● **Request**:
Using the patch text, decide whether each statement agrees with it: (a) the patch adds host backend support for rotlv and rotrv; (b) version 3 drops the generic expansion from rot to shift; (c) the patch changes 13 files with 256 insertions. For each statement, answer yes or no and quote the words of the patch text that decide it.

● **Page text**:
## Start

No host backend support yet, but the interfaces for rotlv
and rotrv are in place.

Reviewed-by: Alex Bennée <alex.bennee@linaro.org>
Signed-off-by: Richard Henderson <richard.henderson@linaro.org>
---
v3: Drop the generic expansion from rot to shift; we can do better
    for each backend, and then this code becomes unused.
---
 accel/tcg/tcg-runtime.h      |  10 +++
 include/tcg/tcg-op-gvec.h    |   4 ++
 include/tcg/tcg-op.h         |   2 +
 include/tcg/tcg-opc.h        |   2 +
 include/tcg/tcg.h            |   1 +
 tcg/aarch64/tcg-target.h     |   1 +
 tcg/i386/tcg-target.h        |   1 +
 tcg/ppc/tcg-target.h         |   1 +
 accel/tcg/tcg-runtime-gvec.c |  96 +++++++++++++++++++++++++++
 tcg/tcg-op-gvec.c            | 122 +++++++++++++++++++++++++++++++++++
 tcg/tcg-op-vec.c             |  10 +++
 tcg/tcg.c                    |   3 +
 tcg/README                   |   4 +-
 13 files changed, 256 insertions(+), 1 deletion(-)

diff --git a/accel/tcg/tcg-runtime.h b/accel/tcg/tcg-runtime.h
index cf10c8361e..4eda24e63a 100644
--- a/accel/tcg/tcg-runtime.h
+++ b/accel/tcg/tcg-runtime.h
@@ -279,6 +279,16 @@ DEF_HELPER_FLAGS_4(gvec_sar16v, TCG_CALL_NO_RWG, void, ptr, ptr, ptr, i32)
 DEF_HELPER_FLAGS_4(gvec_sar32v, TCG_CALL_NO_RWG, void, ptr, ptr, ptr, i32)
 DEF_HELPER_FLAGS_4(gvec_sar64v, TCG_CALL_NO_RWG, void, ptr, ptr, ptr, i32)
 
+DEF_HELPER_FLAGS_4(gvec_rotl8v, TCG_CALL_NO_RWG, void, ptr, ptr, ptr, i32)
+DEF_HELPER_FLAGS_4(gvec_rotl16v, TCG_CALL_NO_RWG, void, ptr, ptr, ptr, i32)
+DEF_HELPER_FLAGS_4(gvec_rotl32v, TCG_CALL_NO_RWG, void, ptr, ptr, ptr, i32)
+DEF_HELPER_FLAGS_4(gvec_rotl64v, TCG_CALL_NO_RWG, void, ptr, ptr, ptr, i32)

## End

● **Listed records**:
## Start

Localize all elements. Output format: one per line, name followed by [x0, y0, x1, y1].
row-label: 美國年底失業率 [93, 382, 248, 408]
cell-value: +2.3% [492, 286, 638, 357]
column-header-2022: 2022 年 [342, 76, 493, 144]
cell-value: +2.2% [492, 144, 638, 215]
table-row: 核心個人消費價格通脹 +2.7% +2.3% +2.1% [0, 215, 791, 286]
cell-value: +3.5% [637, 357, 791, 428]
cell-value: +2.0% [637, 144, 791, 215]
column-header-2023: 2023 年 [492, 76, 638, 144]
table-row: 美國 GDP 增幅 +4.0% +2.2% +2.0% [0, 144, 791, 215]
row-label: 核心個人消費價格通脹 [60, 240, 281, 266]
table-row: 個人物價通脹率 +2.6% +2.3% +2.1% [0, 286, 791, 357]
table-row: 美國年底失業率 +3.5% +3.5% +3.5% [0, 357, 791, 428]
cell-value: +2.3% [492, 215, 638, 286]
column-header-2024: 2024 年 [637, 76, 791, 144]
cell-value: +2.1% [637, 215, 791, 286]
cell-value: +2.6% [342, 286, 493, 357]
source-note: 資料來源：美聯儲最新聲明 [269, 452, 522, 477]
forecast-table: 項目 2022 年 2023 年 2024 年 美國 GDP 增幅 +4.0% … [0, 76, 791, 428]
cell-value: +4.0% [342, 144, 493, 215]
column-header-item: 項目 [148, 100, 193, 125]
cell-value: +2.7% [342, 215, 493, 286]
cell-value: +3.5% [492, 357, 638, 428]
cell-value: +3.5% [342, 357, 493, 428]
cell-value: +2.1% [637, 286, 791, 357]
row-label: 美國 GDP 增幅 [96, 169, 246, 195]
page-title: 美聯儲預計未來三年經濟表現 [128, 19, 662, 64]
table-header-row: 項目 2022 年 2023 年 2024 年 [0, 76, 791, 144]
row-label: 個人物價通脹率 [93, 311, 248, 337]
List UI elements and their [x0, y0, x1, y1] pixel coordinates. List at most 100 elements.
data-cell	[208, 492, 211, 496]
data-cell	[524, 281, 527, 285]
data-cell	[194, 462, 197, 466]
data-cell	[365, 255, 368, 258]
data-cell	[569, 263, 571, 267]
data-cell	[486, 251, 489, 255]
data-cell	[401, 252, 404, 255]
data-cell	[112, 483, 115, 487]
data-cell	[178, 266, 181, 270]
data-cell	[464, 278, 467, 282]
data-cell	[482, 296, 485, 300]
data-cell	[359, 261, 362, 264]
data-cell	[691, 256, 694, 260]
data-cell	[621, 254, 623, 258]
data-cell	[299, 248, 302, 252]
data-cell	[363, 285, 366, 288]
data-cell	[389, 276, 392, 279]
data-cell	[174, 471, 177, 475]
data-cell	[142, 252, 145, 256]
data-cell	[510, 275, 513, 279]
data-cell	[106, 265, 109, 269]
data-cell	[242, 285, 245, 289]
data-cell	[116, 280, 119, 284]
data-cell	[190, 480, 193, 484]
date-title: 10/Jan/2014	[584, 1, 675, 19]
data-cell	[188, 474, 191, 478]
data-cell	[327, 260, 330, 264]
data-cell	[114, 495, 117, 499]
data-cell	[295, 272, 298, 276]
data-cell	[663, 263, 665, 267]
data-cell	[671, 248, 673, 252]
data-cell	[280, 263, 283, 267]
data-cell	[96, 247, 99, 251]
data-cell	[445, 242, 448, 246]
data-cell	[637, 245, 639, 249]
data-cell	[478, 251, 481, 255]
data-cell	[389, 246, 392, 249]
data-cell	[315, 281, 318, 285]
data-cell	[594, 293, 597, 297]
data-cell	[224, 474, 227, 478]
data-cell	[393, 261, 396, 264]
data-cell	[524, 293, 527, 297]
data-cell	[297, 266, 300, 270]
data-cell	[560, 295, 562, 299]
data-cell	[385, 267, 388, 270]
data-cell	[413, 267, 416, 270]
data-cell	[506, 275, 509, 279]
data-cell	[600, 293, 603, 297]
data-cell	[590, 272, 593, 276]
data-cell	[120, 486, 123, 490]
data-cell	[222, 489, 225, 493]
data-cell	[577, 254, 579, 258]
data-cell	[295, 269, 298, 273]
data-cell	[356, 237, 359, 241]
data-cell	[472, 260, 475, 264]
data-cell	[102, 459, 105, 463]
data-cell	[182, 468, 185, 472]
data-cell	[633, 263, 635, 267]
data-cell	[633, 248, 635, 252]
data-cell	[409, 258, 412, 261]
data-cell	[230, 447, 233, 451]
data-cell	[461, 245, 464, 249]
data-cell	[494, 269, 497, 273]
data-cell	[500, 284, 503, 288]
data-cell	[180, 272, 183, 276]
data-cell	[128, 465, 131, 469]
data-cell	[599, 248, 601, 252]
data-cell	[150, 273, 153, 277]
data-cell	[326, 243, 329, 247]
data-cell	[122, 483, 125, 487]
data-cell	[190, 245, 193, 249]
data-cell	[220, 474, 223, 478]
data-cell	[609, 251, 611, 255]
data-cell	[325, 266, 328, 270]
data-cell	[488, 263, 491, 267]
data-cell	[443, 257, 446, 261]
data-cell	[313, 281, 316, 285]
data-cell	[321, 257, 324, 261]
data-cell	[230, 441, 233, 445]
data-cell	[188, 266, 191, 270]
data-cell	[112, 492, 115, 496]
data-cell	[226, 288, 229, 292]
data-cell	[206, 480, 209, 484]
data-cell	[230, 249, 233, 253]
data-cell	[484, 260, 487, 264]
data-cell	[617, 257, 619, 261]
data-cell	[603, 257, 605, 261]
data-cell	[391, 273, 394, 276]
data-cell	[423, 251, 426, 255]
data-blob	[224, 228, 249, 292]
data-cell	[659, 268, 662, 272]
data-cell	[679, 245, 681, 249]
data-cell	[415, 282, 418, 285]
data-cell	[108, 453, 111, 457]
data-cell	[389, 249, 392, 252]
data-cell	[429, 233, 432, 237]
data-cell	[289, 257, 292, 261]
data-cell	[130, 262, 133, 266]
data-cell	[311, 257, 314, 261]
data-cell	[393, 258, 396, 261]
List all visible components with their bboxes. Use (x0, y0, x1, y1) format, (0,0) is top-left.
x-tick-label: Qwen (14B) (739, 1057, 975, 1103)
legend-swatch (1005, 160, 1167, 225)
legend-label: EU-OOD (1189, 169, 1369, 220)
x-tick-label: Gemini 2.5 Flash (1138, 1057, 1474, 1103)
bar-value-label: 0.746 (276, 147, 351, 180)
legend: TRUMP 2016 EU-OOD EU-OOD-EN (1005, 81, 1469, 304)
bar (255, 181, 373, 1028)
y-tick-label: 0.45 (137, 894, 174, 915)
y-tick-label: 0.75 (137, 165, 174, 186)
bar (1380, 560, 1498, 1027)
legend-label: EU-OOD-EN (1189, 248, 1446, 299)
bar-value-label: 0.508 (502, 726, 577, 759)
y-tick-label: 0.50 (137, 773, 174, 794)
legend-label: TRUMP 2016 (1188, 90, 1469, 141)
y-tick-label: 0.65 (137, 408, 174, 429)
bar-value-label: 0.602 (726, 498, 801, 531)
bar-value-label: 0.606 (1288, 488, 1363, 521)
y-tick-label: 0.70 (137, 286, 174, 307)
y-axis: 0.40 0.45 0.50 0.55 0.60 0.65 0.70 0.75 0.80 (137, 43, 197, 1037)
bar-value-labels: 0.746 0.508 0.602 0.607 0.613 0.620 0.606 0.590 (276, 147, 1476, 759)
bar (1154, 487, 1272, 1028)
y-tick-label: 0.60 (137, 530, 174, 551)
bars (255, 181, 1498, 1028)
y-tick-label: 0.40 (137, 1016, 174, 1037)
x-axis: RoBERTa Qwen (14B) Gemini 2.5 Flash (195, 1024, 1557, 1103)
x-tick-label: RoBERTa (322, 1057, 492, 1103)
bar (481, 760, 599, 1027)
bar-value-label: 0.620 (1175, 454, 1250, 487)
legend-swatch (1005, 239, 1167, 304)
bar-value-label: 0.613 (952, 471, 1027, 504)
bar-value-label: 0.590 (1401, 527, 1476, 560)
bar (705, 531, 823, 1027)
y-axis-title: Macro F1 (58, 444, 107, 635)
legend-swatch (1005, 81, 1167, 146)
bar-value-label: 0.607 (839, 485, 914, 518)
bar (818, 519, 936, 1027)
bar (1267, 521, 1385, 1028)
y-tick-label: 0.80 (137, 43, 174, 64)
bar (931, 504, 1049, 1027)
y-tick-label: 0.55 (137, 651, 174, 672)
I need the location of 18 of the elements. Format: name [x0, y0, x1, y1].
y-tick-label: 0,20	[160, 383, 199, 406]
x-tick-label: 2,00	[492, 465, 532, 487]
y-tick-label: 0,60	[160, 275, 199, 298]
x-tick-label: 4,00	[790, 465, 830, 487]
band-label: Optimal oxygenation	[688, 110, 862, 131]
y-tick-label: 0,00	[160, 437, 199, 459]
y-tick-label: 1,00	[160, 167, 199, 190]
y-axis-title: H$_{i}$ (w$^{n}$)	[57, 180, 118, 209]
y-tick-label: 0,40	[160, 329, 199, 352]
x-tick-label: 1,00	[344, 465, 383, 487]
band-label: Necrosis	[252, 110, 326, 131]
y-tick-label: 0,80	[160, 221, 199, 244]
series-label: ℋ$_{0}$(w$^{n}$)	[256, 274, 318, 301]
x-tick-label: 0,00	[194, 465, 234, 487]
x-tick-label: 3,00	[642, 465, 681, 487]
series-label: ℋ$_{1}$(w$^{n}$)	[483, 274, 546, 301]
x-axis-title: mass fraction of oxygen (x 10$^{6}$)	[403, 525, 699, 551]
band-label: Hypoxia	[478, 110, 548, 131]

## End

● **Reply**:
(a) No: "No host backend support yet, but the interfaces for rotlv and rotrv are in place."
(b) Yes: "v3: Drop the generic expansion from rot to shift"
(c) Yes: "13 files changed, 256 insertions(+), 1 deletion(-)"